**** INPUT FOR THIS TASK ****

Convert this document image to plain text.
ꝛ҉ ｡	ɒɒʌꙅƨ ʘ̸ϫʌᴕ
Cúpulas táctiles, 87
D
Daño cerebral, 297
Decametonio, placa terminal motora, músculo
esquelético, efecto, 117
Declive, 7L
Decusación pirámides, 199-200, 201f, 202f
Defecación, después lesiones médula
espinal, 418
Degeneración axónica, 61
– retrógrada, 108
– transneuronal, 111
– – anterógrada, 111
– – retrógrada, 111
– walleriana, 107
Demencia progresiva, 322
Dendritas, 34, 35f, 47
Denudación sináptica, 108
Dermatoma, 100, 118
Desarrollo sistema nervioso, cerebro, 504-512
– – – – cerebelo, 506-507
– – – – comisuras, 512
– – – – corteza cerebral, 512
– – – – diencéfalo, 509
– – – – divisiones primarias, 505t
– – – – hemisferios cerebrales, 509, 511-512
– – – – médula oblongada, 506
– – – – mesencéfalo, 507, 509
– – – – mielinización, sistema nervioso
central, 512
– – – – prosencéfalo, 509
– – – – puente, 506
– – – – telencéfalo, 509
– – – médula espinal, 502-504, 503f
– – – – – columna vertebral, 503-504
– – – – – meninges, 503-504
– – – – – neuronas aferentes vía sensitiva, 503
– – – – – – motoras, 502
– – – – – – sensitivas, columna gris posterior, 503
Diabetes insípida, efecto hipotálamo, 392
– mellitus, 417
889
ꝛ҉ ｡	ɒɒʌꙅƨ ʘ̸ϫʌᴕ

****

Show every line in the entries where the string "espinal" occurs.

espinal, 418
– – – médula espinal, 502-504, 503f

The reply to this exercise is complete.